» **What to work on**:
Pull out every line with the word "this" from the entries below.

[Stored data entries]
========
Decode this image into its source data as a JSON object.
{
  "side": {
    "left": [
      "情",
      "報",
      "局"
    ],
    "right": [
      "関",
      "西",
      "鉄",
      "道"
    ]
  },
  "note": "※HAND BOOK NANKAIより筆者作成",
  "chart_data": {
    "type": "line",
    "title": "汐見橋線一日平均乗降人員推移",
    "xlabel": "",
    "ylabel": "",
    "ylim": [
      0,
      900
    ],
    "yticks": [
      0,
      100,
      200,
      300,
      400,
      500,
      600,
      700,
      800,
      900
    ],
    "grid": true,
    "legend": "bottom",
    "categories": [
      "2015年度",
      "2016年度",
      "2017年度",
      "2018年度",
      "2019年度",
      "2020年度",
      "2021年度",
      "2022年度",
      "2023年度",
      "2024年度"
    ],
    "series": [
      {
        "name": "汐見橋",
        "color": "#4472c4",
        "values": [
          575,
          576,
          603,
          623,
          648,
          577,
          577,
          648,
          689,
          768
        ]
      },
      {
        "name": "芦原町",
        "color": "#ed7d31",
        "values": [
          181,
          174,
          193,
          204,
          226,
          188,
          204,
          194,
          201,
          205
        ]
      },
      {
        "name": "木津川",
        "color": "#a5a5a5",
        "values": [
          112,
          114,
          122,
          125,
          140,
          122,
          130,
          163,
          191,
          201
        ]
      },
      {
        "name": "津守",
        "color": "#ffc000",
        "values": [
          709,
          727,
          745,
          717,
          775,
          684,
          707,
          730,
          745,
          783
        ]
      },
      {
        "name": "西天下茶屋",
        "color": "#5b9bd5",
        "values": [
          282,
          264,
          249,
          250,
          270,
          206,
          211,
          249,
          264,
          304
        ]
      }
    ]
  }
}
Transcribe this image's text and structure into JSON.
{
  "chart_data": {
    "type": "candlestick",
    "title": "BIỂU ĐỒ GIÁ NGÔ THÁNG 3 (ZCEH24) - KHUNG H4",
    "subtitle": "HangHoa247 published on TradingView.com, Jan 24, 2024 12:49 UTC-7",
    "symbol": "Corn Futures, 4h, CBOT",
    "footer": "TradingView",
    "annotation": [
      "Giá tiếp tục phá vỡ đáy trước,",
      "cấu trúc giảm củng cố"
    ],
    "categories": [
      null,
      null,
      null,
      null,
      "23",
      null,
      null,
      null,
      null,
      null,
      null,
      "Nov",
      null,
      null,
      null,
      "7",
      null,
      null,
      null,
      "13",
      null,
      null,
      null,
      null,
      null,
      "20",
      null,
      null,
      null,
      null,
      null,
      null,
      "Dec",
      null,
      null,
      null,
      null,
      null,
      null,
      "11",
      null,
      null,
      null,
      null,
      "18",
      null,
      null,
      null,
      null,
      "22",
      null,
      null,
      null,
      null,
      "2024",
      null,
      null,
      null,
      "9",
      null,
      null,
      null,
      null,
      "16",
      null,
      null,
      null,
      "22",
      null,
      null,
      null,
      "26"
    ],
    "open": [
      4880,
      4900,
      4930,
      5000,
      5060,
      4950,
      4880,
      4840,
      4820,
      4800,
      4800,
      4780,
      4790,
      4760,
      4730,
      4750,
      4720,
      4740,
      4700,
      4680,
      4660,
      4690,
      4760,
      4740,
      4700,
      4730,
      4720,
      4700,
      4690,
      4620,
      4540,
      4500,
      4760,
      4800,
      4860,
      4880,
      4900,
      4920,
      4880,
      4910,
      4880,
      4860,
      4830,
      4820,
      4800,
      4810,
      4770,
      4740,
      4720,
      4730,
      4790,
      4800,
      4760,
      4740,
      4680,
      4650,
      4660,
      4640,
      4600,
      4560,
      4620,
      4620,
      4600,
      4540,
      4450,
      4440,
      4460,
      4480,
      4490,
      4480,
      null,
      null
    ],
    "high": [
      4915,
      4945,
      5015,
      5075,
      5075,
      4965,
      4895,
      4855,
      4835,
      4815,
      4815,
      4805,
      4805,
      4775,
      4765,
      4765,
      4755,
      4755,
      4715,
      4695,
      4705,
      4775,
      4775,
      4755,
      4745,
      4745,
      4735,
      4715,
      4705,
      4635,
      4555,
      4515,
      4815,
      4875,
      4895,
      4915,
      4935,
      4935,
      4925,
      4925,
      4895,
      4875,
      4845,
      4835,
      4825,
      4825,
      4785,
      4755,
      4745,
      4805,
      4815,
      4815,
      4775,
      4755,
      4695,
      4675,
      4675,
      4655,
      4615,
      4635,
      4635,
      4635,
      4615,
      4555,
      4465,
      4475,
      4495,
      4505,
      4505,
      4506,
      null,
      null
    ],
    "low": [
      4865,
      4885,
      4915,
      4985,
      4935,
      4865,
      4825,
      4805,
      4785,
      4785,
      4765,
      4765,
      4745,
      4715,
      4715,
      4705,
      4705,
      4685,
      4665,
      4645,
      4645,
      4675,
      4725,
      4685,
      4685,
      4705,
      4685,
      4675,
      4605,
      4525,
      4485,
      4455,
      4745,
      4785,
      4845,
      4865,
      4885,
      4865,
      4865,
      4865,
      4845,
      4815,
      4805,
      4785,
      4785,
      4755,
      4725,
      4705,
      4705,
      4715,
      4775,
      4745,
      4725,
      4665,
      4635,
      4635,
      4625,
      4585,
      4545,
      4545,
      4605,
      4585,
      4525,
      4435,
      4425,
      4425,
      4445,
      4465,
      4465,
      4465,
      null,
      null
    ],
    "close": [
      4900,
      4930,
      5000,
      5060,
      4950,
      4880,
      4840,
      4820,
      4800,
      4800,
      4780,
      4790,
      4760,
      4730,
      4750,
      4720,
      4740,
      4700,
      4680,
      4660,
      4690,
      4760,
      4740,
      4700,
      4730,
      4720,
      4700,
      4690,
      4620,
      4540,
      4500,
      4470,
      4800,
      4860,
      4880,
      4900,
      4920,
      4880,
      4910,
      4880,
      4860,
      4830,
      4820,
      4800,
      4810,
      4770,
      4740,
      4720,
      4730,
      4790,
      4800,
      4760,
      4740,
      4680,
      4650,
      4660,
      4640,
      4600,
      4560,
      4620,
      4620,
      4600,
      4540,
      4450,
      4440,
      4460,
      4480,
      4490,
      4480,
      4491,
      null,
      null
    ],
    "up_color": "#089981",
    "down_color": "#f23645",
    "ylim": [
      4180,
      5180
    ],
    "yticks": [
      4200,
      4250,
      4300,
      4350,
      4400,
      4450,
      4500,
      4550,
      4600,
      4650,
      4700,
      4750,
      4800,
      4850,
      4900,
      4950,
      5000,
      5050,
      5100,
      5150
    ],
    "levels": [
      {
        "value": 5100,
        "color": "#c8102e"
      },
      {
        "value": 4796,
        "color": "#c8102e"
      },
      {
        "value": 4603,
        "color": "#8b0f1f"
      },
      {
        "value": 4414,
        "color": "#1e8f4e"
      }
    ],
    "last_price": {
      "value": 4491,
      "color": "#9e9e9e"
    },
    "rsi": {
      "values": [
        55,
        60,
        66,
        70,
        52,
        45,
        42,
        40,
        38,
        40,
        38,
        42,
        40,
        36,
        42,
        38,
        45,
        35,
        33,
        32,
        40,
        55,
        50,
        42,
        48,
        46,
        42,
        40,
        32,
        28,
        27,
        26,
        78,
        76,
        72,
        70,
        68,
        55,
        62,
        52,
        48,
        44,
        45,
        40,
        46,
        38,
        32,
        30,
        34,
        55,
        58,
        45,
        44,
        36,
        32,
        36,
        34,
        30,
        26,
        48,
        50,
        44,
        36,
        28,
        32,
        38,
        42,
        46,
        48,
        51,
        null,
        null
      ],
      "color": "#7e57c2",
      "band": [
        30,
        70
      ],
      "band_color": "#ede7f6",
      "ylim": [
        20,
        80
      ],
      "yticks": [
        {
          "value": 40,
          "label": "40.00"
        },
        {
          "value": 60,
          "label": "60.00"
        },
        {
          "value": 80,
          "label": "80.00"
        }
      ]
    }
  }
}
========
» **Answer for the task**:
Decode this image into its source data as a JSON object.
Transcribe this image's text and structure into JSON.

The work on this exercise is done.